*REQUIRED WORK*. Copy out all the entries exactly.

*TASK INPUTS*.
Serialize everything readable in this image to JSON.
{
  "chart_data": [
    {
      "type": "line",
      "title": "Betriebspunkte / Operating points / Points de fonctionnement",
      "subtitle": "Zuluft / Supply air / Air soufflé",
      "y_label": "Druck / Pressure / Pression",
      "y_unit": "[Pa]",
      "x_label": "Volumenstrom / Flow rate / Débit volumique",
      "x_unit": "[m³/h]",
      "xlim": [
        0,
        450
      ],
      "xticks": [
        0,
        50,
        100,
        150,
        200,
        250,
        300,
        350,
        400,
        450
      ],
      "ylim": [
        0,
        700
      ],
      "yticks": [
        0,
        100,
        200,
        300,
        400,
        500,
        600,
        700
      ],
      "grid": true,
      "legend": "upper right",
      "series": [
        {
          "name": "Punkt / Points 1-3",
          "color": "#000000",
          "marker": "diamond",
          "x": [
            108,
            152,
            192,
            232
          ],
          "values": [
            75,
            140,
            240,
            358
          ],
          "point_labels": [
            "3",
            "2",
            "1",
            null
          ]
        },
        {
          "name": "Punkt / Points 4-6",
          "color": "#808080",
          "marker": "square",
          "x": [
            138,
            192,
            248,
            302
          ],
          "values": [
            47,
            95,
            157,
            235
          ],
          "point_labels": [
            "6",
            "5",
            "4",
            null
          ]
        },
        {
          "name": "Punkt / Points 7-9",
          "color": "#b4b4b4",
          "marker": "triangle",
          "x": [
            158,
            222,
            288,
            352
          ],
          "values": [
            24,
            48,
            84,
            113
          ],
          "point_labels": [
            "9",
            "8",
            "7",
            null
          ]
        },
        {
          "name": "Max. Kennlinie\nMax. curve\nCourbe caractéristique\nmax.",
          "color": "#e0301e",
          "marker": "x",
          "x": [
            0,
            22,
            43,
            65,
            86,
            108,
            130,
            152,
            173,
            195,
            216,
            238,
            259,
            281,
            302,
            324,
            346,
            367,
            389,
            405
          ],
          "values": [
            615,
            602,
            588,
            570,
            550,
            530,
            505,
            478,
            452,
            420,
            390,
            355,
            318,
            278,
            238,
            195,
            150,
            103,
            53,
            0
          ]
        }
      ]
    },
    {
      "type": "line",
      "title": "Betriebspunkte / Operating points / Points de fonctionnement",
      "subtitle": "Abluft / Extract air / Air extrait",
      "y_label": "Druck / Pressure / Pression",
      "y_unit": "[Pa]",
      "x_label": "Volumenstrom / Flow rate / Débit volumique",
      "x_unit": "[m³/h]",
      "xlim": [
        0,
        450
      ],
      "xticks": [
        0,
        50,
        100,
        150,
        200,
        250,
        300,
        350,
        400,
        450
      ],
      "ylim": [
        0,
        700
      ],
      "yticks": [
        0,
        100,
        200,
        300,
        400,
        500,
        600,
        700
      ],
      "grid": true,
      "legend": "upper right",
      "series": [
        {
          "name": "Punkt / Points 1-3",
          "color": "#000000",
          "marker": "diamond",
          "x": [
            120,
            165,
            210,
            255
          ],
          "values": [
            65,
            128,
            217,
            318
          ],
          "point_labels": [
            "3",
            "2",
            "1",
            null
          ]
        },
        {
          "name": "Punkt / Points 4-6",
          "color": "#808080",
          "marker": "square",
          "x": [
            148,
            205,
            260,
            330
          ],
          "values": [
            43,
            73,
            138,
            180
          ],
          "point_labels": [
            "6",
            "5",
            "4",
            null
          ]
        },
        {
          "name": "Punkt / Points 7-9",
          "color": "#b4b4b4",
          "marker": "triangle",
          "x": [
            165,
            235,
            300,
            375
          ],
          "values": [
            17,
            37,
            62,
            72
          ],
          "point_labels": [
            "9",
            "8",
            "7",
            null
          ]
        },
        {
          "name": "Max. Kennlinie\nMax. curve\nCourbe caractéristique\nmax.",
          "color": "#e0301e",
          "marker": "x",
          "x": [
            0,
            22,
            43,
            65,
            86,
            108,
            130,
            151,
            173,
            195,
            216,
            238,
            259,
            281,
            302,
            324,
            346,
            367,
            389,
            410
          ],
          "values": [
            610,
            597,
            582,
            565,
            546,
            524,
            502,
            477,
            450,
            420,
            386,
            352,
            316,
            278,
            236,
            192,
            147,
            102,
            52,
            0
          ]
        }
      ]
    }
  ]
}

*RESULT OF THIS EXERCISE*.
Serialize everything readable in this image to JSON.
{
  "chart_data": [
    {
      "type": "line",
      "title": "Betriebspunkte / Operating points / Points de fonctionnement",
      "subtitle": "Zuluft / Supply air / Air soufflé",
      "y_label": "Druck / Pressure / Pression",
      "y_unit": "[Pa]",
      "x_label": "Volumenstrom / Flow rate / Débit volumique",
      "x_unit": "[m³/h]",
      "xlim": [
        0,
        450
      ],
      "xticks": [
        0,
        50,
        100,
        150,
        200,
        250,
        300,
        350,
        400,
        450
      ],
      "ylim": [
        0,
        700
      ],
      "yticks": [
        0,
        100,
        200,
        300,
        400,
        500,
        600,
        700
      ],
      "grid": true,
      "legend": "upper right",
      "series": [
        {
          "name": "Punkt / Points 1-3",
          "color": "#000000",
          "marker": "diamond",
          "x": [
            108,
            152,
            192,
            232
          ],
          "values": [
            75,
            140,
            240,
            358
          ],
          "point_labels": [
            "3",
            "2",
            "1",
            null
          ]
        },
        {
          "name": "Punkt / Points 4-6",
          "color": "#808080",
          "marker": "square",
          "x": [
            138,
            192,
            248,
            302
          ],
          "values": [
            47,
            95,
            157,
            235
          ],
          "point_labels": [
            "6",
            "5",
            "4",
            null
          ]
        },
        {
          "name": "Punkt / Points 7-9",
          "color": "#b4b4b4",
          "marker": "triangle",
          "x": [
            158,
            222,
            288,
            352
          ],
          "values": [
            24,
            48,
            84,
            113
          ],
          "point_labels": [
            "9",
            "8",
            "7",
            null
          ]
        },
        {
          "name": "Max. Kennlinie\nMax. curve\nCourbe caractéristique\nmax.",
          "color": "#e0301e",
          "marker": "x",
          "x": [
            0,
            22,
            43,
            65,
            86,
            108,
            130,
            152,
            173,
            195,
            216,
            238,
            259,
            281,
            302,
            324,
            346,
            367,
            389,
            405
          ],
          "values": [
            615,
            602,
            588,
            570,
            550,
            530,
            505,
            478,
            452,
            420,
            390,
            355,
            318,
            278,
            238,
            195,
            150,
            103,
            53,
            0
          ]
        }
      ]
    },
    {
      "type": "line",
      "title": "Betriebspunkte / Operating points / Points de fonctionnement",
      "subtitle": "Abluft / Extract air / Air extrait",
      "y_label": "Druck / Pressure / Pression",
      "y_unit": "[Pa]",
      "x_label": "Volumenstrom / Flow rate / Débit volumique",
      "x_unit": "[m³/h]",
      "xlim": [
        0,
        450
      ],
      "xticks": [
        0,
        50,
        100,
        150,
        200,
        250,
        300,
        350,
        400,
        450
      ],
      "ylim": [
        0,
        700
      ],
      "yticks": [
        0,
        100,
        200,
        300,
        400,
        500,
        600,
        700
      ],
      "grid": true,
      "legend": "upper right",
      "series": [
        {
          "name": "Punkt / Points 1-3",
          "color": "#000000",
          "marker": "diamond",
          "x": [
            120,
            165,
            210,
            255
          ],
          "values": [
            65,
            128,
            217,
            318
          ],
          "point_labels": [
            "3",
            "2",
            "1",
            null
          ]
        },
        {
          "name": "Punkt / Points 4-6",
          "color": "#808080",
          "marker": "square",
          "x": [
            148,
            205,
            260,
            330
          ],
          "values": [
            43,
            73,
            138,
            180
          ],
          "point_labels": [
            "6",
            "5",
            "4",
            null
          ]
        },
        {
          "name": "Punkt / Points 7-9",
          "color": "#b4b4b4",
          "marker": "triangle",
          "x": [
            165,
            235,
            300,
            375
          ],
          "values": [
            17,
            37,
            62,
            72
          ],
          "point_labels": [
            "9",
            "8",
            "7",
            null
          ]
        },
        {
          "name": "Max. Kennlinie\nMax. curve\nCourbe caractéristique\nmax.",
          "color": "#e0301e",
          "marker": "x",
          "x": [
            0,
            22,
            43,
            65,
            86,
            108,
            130,
            151,
            173,
            195,
            216,
            238,
            259,
            281,
            302,
            324,
            346,
            367,
            389,
            410
          ],
          "values": [
            610,
            597,
            582,
            565,
            546,
            524,
            502,
            477,
            450,
            420,
            386,
            352,
            316,
            278,
            236,
            192,
            147,
            102,
            52,
            0
          ]
        }
      ]
    }
  ]
}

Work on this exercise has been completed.